Check each line of the listing below for the word "values" and say how many lines have it. Nothing else should be written.
--- start of Dataset content ---
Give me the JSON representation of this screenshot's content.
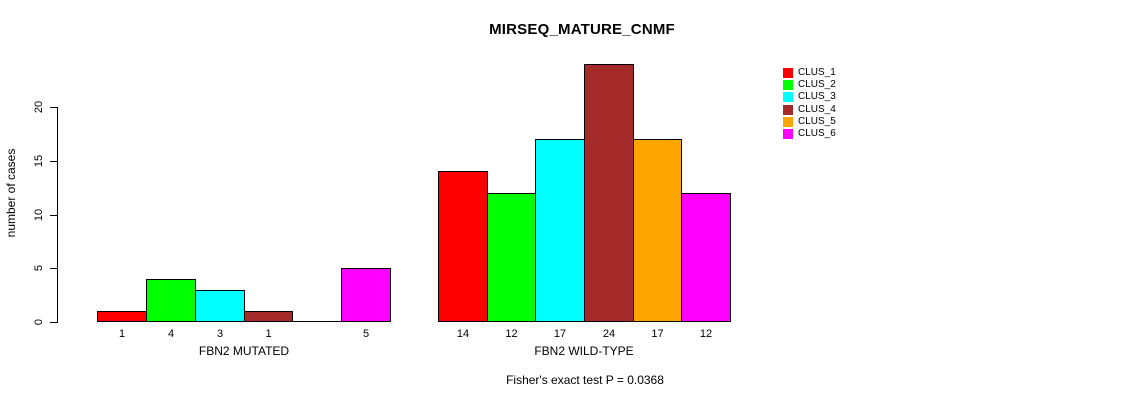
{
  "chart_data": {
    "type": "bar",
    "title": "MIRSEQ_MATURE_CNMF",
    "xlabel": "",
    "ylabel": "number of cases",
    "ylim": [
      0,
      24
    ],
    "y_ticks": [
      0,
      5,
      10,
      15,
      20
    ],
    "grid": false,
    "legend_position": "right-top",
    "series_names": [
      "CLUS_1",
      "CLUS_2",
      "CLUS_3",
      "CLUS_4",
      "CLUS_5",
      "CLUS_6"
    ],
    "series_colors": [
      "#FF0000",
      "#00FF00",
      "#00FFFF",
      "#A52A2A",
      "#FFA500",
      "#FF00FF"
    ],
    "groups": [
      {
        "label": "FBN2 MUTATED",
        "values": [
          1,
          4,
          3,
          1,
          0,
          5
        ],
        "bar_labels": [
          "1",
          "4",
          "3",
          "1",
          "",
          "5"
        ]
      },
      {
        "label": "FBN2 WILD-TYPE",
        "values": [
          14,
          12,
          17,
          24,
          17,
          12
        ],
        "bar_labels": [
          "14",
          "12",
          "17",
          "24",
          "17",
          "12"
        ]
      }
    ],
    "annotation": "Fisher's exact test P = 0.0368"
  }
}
--- end of Dataset content ---
--- start of Dataset content ---
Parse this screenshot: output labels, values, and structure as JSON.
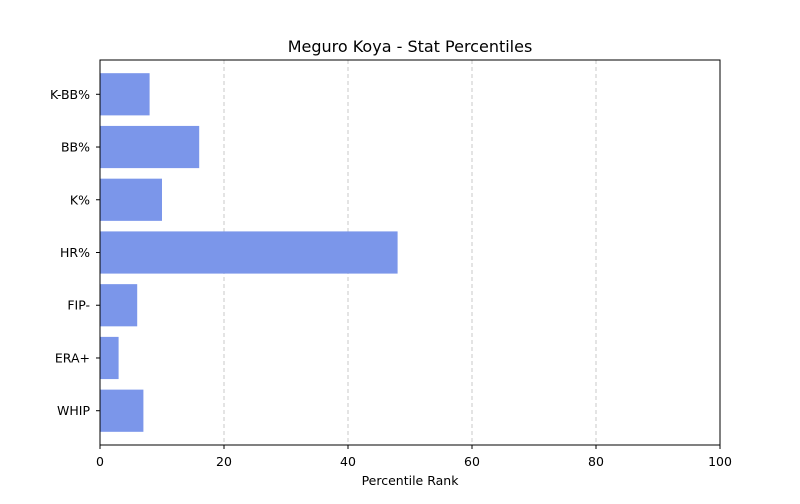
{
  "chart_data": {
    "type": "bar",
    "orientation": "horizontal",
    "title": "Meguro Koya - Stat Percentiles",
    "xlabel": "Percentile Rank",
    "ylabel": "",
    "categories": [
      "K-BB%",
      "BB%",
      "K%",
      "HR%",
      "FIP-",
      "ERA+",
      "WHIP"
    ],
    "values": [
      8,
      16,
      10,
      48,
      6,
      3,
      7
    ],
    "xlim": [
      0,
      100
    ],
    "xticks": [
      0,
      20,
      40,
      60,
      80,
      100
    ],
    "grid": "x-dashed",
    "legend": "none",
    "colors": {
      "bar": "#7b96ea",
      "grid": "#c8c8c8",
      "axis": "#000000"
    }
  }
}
--- end of Dataset content ---
• **Task result**:
4